## Aim of the exercise:
Work out how many lines of the listing hold the string "zapatos". Answer with that number alone.
━━━━━ Records for processing
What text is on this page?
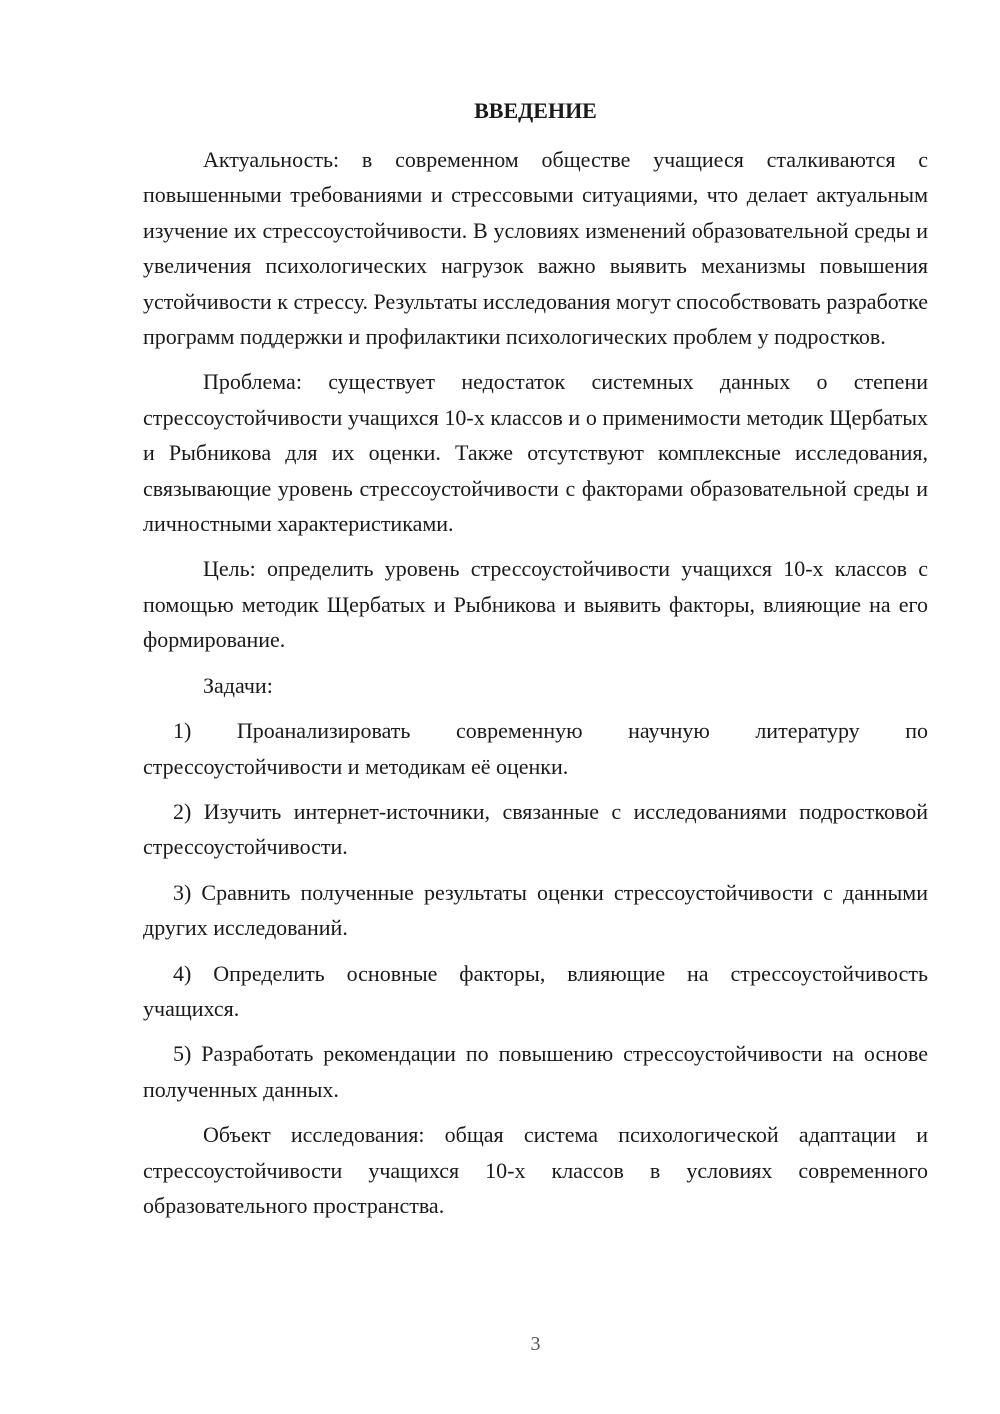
ВВЕДЕНИЕ

Актуальность: в современном обществе учащиеся сталкиваются с повышенными требованиями и стрессовыми ситуациями, что делает актуальным изучение их стрессоустойчивости. В условиях изменений образовательной среды и увеличения психологических нагрузок важно выявить механизмы повышения устойчивости к стрессу. Результаты исследования могут способствовать разработке программ поддержки и профилактики психологических проблем у подростков.

Проблема: существует недостаток системных данных о степени стрессоустойчивости учащихся 10-х классов и о применимости методик Щербатых и Рыбникова для их оценки. Также отсутствуют комплексные исследования, связывающие уровень стрессоустойчивости с факторами образовательной среды и личностными характеристиками.

Цель: определить уровень стрессоустойчивости учащихся 10-х классов с помощью методик Щербатых и Рыбникова и выявить факторы, влияющие на его формирование.

Задачи:

1) Проанализировать современную научную литературу по стрессоустойчивости и методикам её оценки.

2) Изучить интернет-источники, связанные с исследованиями подростковой стрессоустойчивости.

3) Сравнить полученные результаты оценки стрессоустойчивости с данными других исследований.

4) Определить основные факторы, влияющие на стрессоустойчивость учащихся.

5) Разработать рекомендации по повышению стрессоустойчивости на основе полученных данных.

Объект исследования: общая система психологической адаптации и стрессоустойчивости учащихся 10-х классов в условиях современного образовательного пространства.

3
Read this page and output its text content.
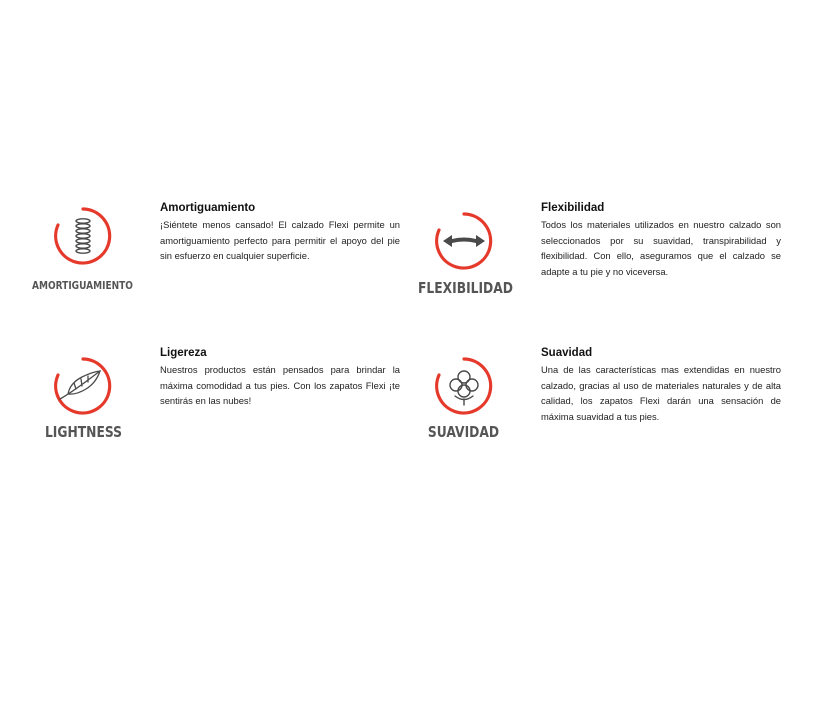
AMORTIGUAMIENTO
Amortiguamiento

¡Siéntete menos cansado! El calzado Flexi permite un amortiguamiento perfecto para permitir el apoyo del pie sin esfuerzo en cualquier superficie.

FLEXIBILIDAD
Flexibilidad

Todos los materiales utilizados en nuestro calzado son seleccionados por su suavidad, transpirabilidad y flexibilidad. Con ello, aseguramos que el calzado se adapte a tu pie y no viceversa.

LIGHTNESS
Ligereza

Nuestros productos están pensados para brindar la máxima comodidad a tus pies. Con los zapatos Flexi ¡te sentirás en las nubes!

SUAVIDAD
Suavidad

Una de las características mas extendidas en nuestro calzado, gracias al uso de materiales naturales y de alta calidad, los zapatos Flexi darán una sensación de máxima suavidad a tus pies.
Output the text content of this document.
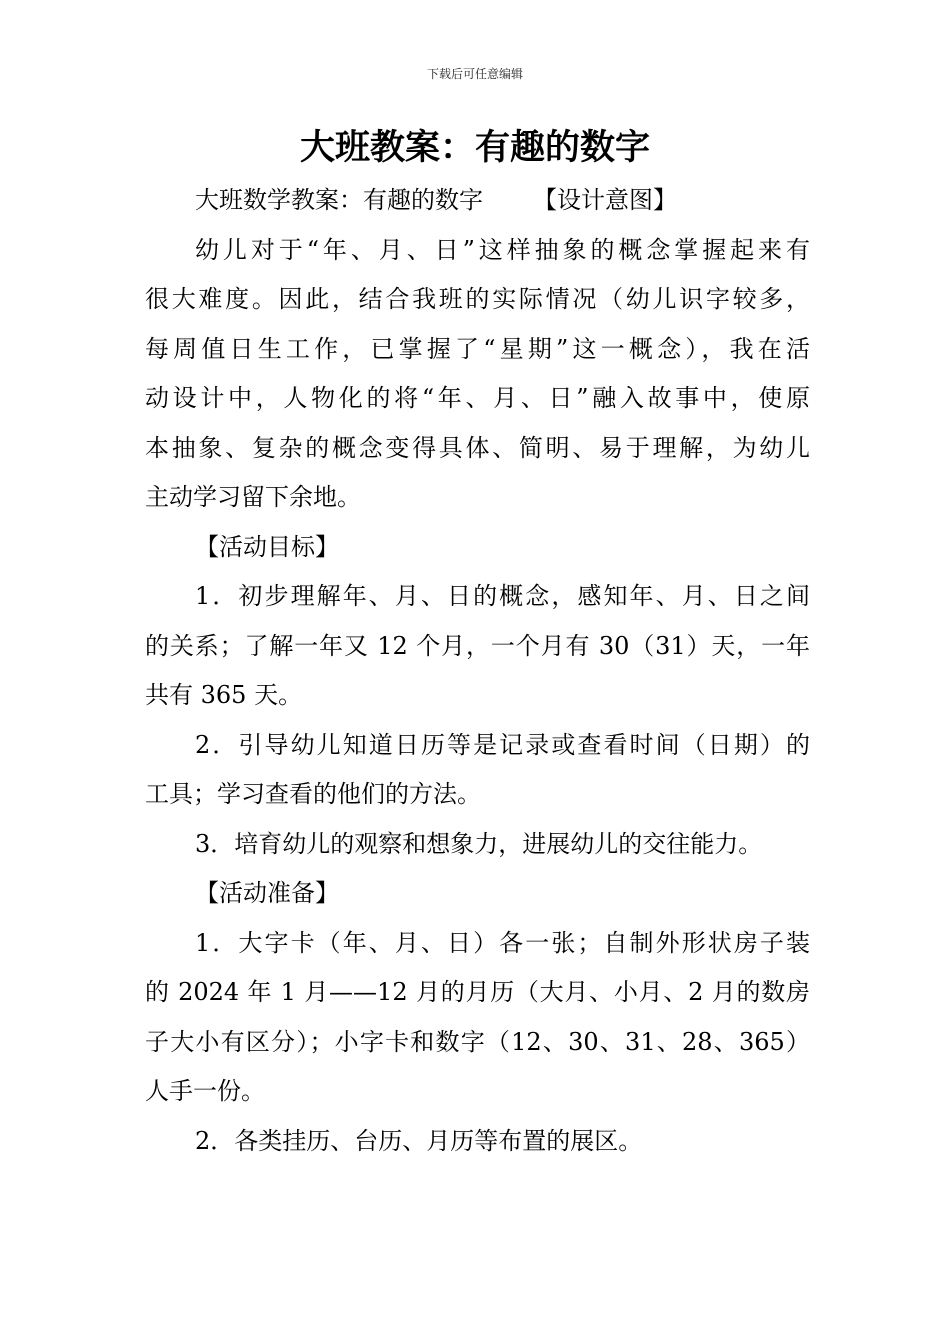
下载后可任意编辑
大班教案：有趣的数字
大班数学教案：有趣的数字 【设计意图】
幼儿对于“年、月、日”这样抽象的概念掌握起来有
很大难度。因此，结合我班的实际情况（幼儿识字较多，
每周值日生工作，已掌握了“星期”这一概念），我在活
动设计中，人物化的将“年、月、日”融入故事中，使原
本抽象、复杂的概念变得具体、简明、易于理解，为幼儿
主动学习留下余地。
【活动目标】
1．初步理解年、月、日的概念，感知年、月、日之间
的关系；了解一年又 12 个月，一个月有 30（31）天，一年
共有 365 天。
2．引导幼儿知道日历等是记录或查看时间（日期）的
工具；学习查看的他们的方法。
3．培育幼儿的观察和想象力，进展幼儿的交往能力。
【活动准备】
1．大字卡（年、月、日）各一张；自制外形状房子装
的 2024 年 1 月——12 月的月历（大月、小月、2 月的数房
子大小有区分）；小字卡和数字（12、30、31、28、365）
人手一份。
2．各类挂历、台历、月历等布置的展区。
━━━━━━━━━━
## Response for this exercise:
2